THE PROBLEM :: Report how many lines hold the word "JSON"; answer with the number alone.
------ RECORDS TO PROCESS ------
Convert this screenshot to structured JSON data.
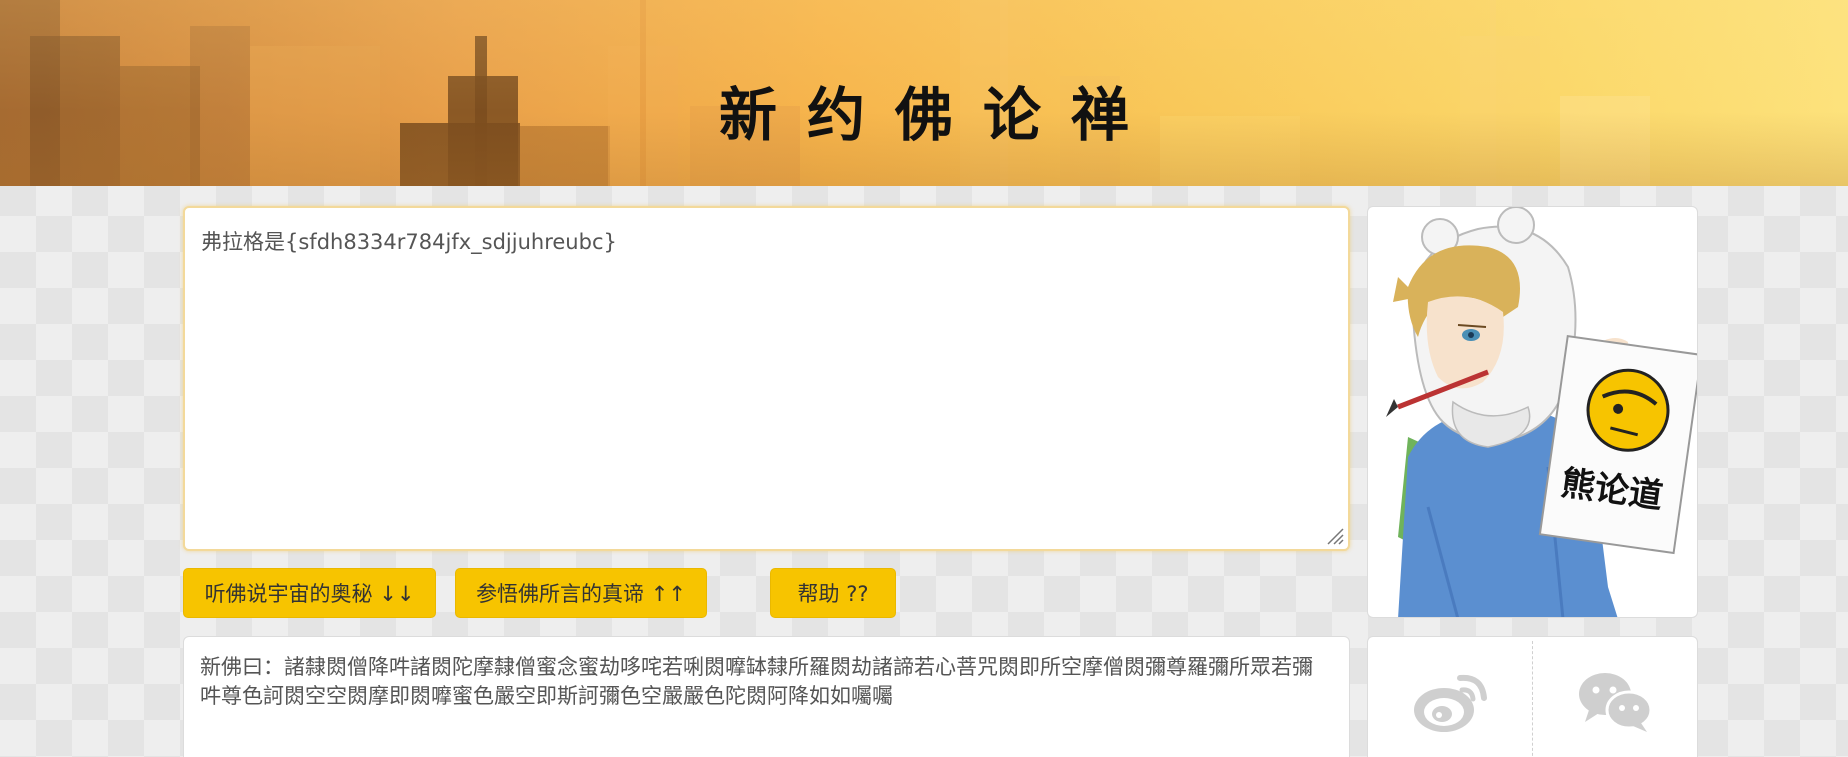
{
  "banner": {
    "title": "新约佛论禅"
  },
  "input": {
    "value": "弗拉格是{sfdh8334r784jfx_sdjjuhreubc}"
  },
  "buttons": {
    "encode_label": "听佛说宇宙的奥秘 ↓↓",
    "decode_label": "参悟佛所言的真谛 ↑↑",
    "help_label": "帮助 ??"
  },
  "output": {
    "text": "新佛曰：諸隸閦僧降吽諸閦陀摩隸僧蜜念蜜劫哆咤若唎閦嚤缽隸所羅閦劫諸諦若心菩咒閦即所空摩僧閦彌尊羅彌所眾若彌吽尊色訶閦空空閦摩即閦嚤蜜色嚴空即斯訶彌色空嚴嚴色陀閦阿降如如囑囑"
  },
  "side": {
    "sign_text": "熊论道"
  },
  "share": {
    "weibo_icon": "weibo-icon",
    "wechat_icon": "wechat-icon"
  },
  "colors": {
    "button": "#f7c400",
    "banner_start": "#c8813a",
    "banner_end": "#fde27c"
  }
}
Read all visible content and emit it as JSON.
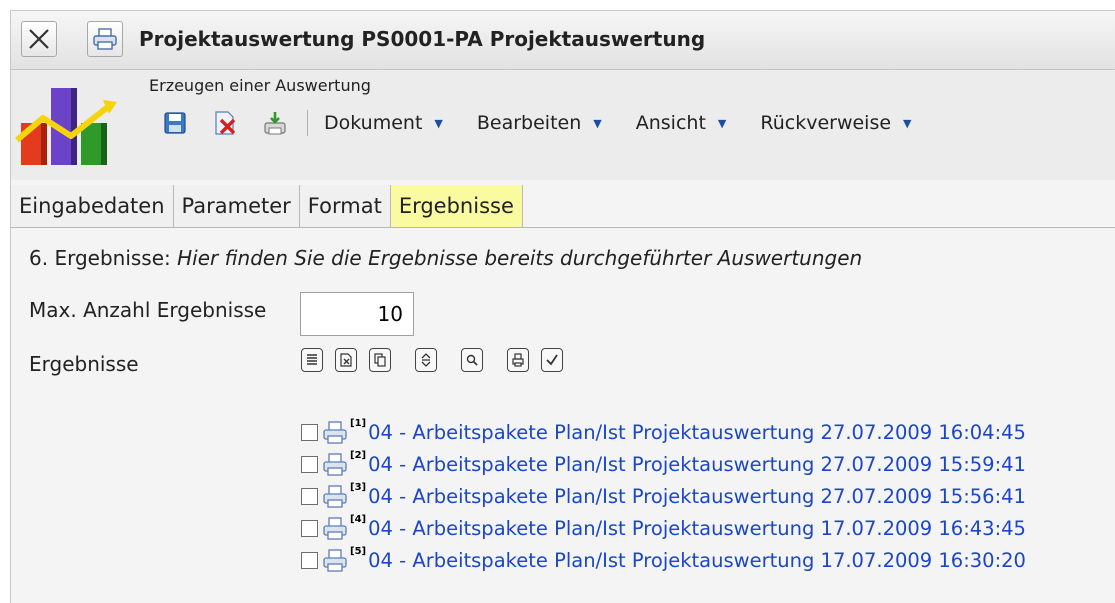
{
  "window": {
    "title": "Projektauswertung PS0001-PA Projektauswertung",
    "close_icon": "close-icon",
    "print_icon": "printer-icon"
  },
  "header": {
    "subtitle": "Erzeugen einer Auswertung",
    "logo_icon": "chart-logo-icon",
    "toolbar_icons": [
      "save-icon",
      "delete-icon",
      "export-icon"
    ],
    "menus": [
      {
        "label": "Dokument"
      },
      {
        "label": "Bearbeiten"
      },
      {
        "label": "Ansicht"
      },
      {
        "label": "Rückverweise"
      }
    ]
  },
  "tabs": [
    {
      "label": "Eingabedaten",
      "active": false
    },
    {
      "label": "Parameter",
      "active": false
    },
    {
      "label": "Format",
      "active": false
    },
    {
      "label": "Ergebnisse",
      "active": true
    }
  ],
  "content": {
    "heading_prefix": "6. Ergebnisse:",
    "heading_text": "Hier finden Sie die Ergebnisse bereits durchgeführter Auswertungen",
    "max_label": "Max. Anzahl Ergebnisse",
    "max_value": "10",
    "results_label": "Ergebnisse",
    "result_actions": [
      "list-icon",
      "delete-icon",
      "copy-icon",
      "sort-icon",
      "search-icon",
      "print-icon",
      "check-icon"
    ],
    "results": [
      {
        "index": "[1]",
        "text": "04 - Arbeitspakete Plan/Ist Projektauswertung 27.07.2009 16:04:45"
      },
      {
        "index": "[2]",
        "text": "04 - Arbeitspakete Plan/Ist Projektauswertung 27.07.2009 15:59:41"
      },
      {
        "index": "[3]",
        "text": "04 - Arbeitspakete Plan/Ist Projektauswertung 27.07.2009 15:56:41"
      },
      {
        "index": "[4]",
        "text": "04 - Arbeitspakete Plan/Ist Projektauswertung 17.07.2009 16:43:45"
      },
      {
        "index": "[5]",
        "text": "04 - Arbeitspakete Plan/Ist Projektauswertung 17.07.2009 16:30:20"
      }
    ]
  },
  "colors": {
    "active_tab": "#fafaa0",
    "link": "#1b47c6"
  }
}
------
RESULT OF THIS TASK :: 2